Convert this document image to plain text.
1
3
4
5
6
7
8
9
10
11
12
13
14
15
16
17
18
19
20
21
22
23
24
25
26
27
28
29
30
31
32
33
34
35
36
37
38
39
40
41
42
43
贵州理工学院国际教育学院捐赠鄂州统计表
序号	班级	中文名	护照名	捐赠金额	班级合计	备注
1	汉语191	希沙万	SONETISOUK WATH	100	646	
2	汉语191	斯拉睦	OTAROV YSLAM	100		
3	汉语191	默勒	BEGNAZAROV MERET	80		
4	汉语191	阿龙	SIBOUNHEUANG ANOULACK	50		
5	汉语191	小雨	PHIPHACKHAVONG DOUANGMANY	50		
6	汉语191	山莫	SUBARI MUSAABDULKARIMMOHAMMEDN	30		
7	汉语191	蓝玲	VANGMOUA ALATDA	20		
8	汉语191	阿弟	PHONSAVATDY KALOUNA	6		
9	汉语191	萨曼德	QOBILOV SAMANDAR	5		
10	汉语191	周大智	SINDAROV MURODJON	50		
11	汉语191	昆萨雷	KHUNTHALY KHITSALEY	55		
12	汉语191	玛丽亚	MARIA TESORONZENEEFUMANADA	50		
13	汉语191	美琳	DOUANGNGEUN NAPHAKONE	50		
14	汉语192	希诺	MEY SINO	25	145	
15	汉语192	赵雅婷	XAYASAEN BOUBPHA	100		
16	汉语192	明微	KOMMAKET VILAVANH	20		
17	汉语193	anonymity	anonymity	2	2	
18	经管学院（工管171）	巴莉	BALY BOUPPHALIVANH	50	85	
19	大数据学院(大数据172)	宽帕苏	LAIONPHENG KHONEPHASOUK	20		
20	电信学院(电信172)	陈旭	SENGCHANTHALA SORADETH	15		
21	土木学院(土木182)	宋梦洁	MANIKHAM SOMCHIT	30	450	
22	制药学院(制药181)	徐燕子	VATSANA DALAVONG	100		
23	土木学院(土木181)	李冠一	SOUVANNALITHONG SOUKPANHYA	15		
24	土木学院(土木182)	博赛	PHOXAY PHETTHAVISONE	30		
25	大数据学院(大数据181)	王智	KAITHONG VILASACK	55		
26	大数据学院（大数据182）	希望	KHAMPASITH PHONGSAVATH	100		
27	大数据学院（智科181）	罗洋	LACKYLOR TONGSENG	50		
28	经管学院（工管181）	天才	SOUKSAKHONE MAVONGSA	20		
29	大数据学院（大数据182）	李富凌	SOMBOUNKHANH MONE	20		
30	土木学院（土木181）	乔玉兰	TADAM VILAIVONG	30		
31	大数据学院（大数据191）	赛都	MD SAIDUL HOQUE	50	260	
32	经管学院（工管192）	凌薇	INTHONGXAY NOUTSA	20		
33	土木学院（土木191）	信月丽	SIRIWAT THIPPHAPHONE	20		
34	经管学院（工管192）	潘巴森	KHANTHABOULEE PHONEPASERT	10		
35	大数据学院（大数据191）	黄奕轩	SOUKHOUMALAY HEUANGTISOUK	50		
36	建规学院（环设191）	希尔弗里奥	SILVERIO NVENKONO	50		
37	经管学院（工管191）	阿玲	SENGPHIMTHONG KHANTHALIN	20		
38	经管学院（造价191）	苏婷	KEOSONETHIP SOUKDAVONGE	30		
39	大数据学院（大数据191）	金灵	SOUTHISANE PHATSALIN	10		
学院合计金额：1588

= = =

# TASK TO CARRY OUT:
Copy every line of the records above that holds the word "土木学院".

# PROBLEM SOLUTION:
21	土木学院(土木182)	宋梦洁	MANIKHAM SOMCHIT	30	450	
23	土木学院(土木181)	李冠一	SOUVANNALITHONG SOUKPANHYA	15		
24	土木学院(土木182)	博赛	PHOXAY PHETTHAVISONE	30		
30	土木学院（土木181）	乔玉兰	TADAM VILAIVONG	30		
33	土木学院（土木191）	信月丽	SIRIWAT THIPPHAPHONE	20		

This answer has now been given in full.